## Exercise objective:
Write the material out again exactly as it stands.

## Input material:
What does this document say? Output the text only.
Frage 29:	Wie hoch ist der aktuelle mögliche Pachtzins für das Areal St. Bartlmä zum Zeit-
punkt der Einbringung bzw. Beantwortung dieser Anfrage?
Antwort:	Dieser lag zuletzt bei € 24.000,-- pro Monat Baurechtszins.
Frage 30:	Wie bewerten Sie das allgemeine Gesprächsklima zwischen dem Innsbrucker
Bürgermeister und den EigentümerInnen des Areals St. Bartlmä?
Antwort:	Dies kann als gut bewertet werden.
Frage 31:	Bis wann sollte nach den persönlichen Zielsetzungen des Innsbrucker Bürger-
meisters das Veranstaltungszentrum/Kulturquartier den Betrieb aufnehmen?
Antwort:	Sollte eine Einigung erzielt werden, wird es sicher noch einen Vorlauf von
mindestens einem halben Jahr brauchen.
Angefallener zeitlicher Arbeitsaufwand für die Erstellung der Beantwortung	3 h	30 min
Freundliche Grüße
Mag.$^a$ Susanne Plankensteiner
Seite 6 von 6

## Answer for the task:
What does this document say? Output the text only.
Frage 29:	Wie hoch ist der aktuelle mögliche Pachtzins für das Areal St. Bartlmä zum Zeit-
punkt der Einbringung bzw. Beantwortung dieser Anfrage?
Antwort:	Dieser lag zuletzt bei € 24.000,-- pro Monat Baurechtszins.
Frage 30:	Wie bewerten Sie das allgemeine Gesprächsklima zwischen dem Innsbrucker
Bürgermeister und den EigentümerInnen des Areals St. Bartlmä?
Antwort:	Dies kann als gut bewertet werden.
Frage 31:	Bis wann sollte nach den persönlichen Zielsetzungen des Innsbrucker Bürger-
meisters das Veranstaltungszentrum/Kulturquartier den Betrieb aufnehmen?
Antwort:	Sollte eine Einigung erzielt werden, wird es sicher noch einen Vorlauf von
mindestens einem halben Jahr brauchen.
Angefallener zeitlicher Arbeitsaufwand für die Erstellung der Beantwortung	3 h	30 min
Freundliche Grüße
Mag.$^a$ Susanne Plankensteiner
Seite 6 von 6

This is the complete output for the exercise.